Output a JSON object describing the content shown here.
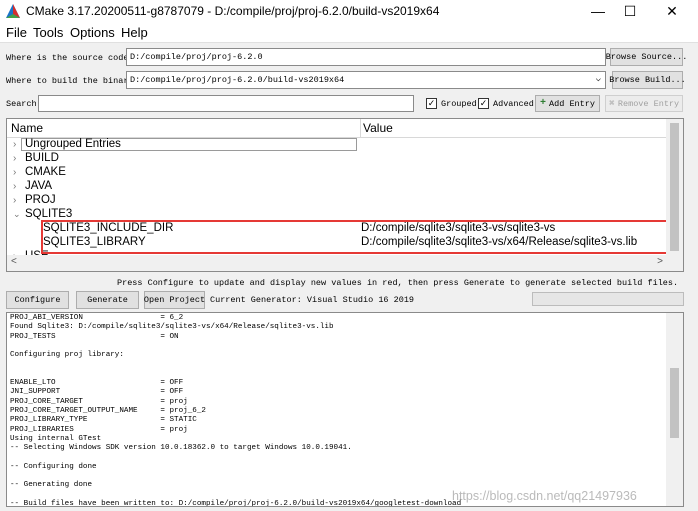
{
  "window": {
    "title": "CMake 3.17.20200511-g8787079 - D:/compile/proj/proj-6.2.0/build-vs2019x64",
    "minimize": "—",
    "maximize": "☐",
    "close": "✕"
  },
  "menu": [
    "File",
    "Tools",
    "Options",
    "Help"
  ],
  "source": {
    "label": "Where is the source code:",
    "value": "D:/compile/proj/proj-6.2.0",
    "browse": "Browse Source..."
  },
  "build": {
    "label": "Where to build the binaries:",
    "value": "D:/compile/proj/proj-6.2.0/build-vs2019x64",
    "browse": "Browse Build..."
  },
  "search": {
    "label": "Search:",
    "value": "",
    "grouped_label": "Grouped",
    "grouped_checked": "✓",
    "advanced_label": "Advanced",
    "advanced_checked": "✓",
    "add_entry": "Add Entry",
    "remove_entry": "Remove Entry"
  },
  "tree": {
    "col_name": "Name",
    "col_value": "Value",
    "groups": [
      "Ungrouped Entries",
      "BUILD",
      "CMAKE",
      "JAVA",
      "PROJ",
      "SQLITE3"
    ],
    "entries": [
      {
        "name": "SQLITE3_INCLUDE_DIR",
        "value": "D:/compile/sqlite3/sqlite3-vs/sqlite3-vs"
      },
      {
        "name": "SQLITE3_LIBRARY",
        "value": "D:/compile/sqlite3/sqlite3-vs/x64/Release/sqlite3-vs.lib"
      }
    ],
    "last_group": "USE",
    "hscroll_left": "<",
    "hscroll_right": ">"
  },
  "hint": "Press Configure to update and display new values in red, then press Generate to generate selected build files.",
  "actions": {
    "configure": "Configure",
    "generate": "Generate",
    "open_project": "Open Project",
    "generator": "Current Generator: Visual Studio 16 2019"
  },
  "log": [
    "PROJ_ABI_VERSION                 = 6_2",
    "Found Sqlite3: D:/compile/sqlite3/sqlite3-vs/x64/Release/sqlite3-vs.lib",
    "PROJ_TESTS                       = ON",
    "",
    "Configuring proj library:",
    "",
    "",
    "ENABLE_LTO                       = OFF",
    "JNI_SUPPORT                      = OFF",
    "PROJ_CORE_TARGET                 = proj",
    "PROJ_CORE_TARGET_OUTPUT_NAME     = proj_6_2",
    "PROJ_LIBRARY_TYPE                = STATIC",
    "PROJ_LIBRARIES                   = proj",
    "Using internal GTest",
    "-- Selecting Windows SDK version 10.0.18362.0 to target Windows 10.0.19041.",
    "",
    "-- Configuring done",
    "",
    "-- Generating done",
    "",
    "-- Build files have been written to: D:/compile/proj/proj-6.2.0/build-vs2019x64/googletest-download"
  ],
  "watermark": "https://blog.csdn.net/qq21497936"
}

◆ **WORK TO BE COMPLETED**: Which lines contain the word "Configure"? Return each of them.

◆ **EXERCISE RESULT**:
  "hint": "Press Configure to update and display new values in red, then press Generate to generate selected build files.",
    "configure": "Configure",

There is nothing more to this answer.